■ Instruction ■
Filter the entries that follow, copying every line in which the word "inflater" appears.

■ Provided information ■
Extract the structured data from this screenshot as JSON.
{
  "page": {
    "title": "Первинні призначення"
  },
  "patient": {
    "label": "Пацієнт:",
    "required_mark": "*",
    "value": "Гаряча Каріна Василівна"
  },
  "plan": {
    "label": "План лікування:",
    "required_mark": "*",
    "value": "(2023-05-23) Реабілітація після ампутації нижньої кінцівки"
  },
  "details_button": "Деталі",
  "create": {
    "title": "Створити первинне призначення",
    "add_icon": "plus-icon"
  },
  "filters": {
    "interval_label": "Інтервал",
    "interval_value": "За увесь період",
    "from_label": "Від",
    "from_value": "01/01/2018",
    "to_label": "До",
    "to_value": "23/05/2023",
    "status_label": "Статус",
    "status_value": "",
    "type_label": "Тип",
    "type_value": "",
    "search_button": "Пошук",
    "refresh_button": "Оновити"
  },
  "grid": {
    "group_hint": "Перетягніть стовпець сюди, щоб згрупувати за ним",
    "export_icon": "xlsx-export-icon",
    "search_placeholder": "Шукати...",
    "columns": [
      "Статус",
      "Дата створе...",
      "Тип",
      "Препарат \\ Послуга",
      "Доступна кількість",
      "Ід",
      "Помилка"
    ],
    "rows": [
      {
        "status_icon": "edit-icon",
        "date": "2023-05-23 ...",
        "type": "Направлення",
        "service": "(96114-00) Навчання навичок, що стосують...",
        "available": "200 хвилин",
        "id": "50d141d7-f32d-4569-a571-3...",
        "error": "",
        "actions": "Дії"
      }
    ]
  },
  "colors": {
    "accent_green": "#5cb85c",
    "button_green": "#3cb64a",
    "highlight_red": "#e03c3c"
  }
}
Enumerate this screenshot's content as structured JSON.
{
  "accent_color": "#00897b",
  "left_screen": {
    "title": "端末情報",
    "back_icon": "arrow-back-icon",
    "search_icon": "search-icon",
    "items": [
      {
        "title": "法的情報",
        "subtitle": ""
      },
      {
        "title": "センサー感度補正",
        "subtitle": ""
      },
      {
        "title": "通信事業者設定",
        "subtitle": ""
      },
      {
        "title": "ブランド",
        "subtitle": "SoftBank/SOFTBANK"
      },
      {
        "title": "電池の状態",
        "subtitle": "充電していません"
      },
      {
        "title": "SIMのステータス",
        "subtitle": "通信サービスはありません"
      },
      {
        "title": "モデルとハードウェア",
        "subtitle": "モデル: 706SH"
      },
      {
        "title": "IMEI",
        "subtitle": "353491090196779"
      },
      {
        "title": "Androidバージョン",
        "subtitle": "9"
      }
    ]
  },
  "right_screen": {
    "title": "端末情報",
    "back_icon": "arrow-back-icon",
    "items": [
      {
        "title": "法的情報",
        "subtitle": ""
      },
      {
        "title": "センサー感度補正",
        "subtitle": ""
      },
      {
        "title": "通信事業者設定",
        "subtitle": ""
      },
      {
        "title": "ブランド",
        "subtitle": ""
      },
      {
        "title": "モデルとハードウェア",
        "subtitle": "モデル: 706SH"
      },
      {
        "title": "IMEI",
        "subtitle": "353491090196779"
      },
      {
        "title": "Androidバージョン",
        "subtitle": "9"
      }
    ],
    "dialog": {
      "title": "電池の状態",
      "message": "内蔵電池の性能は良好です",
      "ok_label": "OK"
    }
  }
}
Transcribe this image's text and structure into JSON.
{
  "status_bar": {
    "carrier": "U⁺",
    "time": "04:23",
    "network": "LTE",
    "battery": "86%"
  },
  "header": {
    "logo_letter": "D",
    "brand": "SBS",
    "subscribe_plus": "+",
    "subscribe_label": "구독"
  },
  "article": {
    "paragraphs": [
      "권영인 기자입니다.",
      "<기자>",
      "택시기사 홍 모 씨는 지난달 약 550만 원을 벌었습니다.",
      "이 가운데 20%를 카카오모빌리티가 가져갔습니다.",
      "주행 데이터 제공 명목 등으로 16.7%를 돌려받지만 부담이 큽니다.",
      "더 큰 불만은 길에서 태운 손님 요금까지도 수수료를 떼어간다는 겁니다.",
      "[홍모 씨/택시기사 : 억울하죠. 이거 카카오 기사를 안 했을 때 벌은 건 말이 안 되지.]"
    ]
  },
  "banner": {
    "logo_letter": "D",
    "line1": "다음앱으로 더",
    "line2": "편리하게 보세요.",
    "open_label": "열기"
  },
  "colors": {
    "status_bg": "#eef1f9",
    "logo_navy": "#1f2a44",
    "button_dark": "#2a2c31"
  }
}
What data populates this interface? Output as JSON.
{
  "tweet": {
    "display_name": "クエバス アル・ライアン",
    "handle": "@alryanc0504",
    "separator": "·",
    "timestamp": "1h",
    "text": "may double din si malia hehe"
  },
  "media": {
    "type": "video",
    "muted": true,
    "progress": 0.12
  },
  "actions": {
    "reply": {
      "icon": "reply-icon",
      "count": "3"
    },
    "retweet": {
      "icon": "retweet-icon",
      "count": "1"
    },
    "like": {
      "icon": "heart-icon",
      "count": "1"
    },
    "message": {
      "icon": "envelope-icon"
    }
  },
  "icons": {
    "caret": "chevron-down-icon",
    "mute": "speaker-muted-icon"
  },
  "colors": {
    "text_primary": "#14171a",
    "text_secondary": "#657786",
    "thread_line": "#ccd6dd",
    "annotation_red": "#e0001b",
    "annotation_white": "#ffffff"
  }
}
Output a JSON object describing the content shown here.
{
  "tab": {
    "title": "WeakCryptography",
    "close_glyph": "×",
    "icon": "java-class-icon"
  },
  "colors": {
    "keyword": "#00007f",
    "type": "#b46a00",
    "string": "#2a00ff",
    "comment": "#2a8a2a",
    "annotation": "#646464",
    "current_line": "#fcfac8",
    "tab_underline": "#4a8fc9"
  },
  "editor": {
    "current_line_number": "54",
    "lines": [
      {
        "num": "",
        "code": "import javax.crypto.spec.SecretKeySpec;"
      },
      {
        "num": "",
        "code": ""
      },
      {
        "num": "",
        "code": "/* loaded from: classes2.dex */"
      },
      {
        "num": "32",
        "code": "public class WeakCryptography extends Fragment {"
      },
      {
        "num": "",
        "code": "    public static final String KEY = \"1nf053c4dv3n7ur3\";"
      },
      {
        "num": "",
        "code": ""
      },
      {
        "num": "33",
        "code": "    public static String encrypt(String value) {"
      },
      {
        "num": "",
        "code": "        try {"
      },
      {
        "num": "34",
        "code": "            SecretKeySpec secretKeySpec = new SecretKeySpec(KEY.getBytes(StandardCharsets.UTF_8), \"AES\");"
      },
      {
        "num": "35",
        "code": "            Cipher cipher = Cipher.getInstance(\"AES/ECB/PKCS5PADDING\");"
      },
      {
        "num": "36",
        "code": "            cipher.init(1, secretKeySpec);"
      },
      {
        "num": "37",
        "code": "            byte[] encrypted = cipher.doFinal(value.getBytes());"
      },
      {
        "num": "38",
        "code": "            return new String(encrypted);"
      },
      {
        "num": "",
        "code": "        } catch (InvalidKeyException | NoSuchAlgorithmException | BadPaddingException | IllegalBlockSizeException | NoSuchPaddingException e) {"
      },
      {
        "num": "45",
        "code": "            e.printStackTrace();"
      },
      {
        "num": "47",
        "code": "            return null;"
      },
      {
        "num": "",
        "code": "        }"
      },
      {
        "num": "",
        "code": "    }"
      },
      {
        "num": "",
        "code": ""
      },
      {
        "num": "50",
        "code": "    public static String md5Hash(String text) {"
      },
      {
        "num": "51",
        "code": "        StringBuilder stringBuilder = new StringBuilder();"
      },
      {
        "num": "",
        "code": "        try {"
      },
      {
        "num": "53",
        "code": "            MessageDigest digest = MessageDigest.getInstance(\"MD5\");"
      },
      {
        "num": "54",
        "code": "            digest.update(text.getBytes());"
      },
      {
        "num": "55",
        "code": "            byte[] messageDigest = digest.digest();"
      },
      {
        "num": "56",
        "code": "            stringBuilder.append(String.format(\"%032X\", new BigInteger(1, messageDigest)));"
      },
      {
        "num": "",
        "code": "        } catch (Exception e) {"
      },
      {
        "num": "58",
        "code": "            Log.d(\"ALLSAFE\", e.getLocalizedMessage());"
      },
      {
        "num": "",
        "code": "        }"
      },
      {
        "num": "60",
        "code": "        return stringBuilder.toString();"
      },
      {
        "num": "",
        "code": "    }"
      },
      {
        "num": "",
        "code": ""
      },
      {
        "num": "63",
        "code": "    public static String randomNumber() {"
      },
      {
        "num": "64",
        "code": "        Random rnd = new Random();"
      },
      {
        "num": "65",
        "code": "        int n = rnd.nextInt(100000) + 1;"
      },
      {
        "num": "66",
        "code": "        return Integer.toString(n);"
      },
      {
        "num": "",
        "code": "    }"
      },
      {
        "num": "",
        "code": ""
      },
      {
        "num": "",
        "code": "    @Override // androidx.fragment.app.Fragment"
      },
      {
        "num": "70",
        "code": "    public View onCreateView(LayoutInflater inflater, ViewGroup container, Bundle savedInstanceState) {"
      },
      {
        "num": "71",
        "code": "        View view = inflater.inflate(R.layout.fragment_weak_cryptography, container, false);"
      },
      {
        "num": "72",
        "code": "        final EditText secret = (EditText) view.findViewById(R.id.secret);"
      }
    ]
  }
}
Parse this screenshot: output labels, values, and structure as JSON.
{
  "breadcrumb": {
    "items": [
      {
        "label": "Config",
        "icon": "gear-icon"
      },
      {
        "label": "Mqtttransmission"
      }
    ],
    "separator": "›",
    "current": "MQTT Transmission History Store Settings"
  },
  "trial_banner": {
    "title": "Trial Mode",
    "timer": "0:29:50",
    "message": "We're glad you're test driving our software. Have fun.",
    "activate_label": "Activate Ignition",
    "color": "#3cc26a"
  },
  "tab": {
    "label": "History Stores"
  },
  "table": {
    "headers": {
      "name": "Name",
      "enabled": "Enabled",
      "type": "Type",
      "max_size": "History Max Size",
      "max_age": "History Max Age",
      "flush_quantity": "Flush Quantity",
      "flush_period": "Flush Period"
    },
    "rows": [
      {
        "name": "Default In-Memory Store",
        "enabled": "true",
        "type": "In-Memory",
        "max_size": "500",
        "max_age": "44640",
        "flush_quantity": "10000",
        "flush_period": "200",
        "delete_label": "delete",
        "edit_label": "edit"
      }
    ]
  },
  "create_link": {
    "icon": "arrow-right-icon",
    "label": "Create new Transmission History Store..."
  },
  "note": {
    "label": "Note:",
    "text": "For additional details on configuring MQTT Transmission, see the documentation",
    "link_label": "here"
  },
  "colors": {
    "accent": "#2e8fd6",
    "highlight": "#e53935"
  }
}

■ Completed task ■
        "code": "    public View onCreateView(LayoutInflater inflater, ViewGroup container, Bundle savedInstanceState) {"
        "code": "        View view = inflater.inflate(R.layout.fragment_weak_cryptography, container, false);"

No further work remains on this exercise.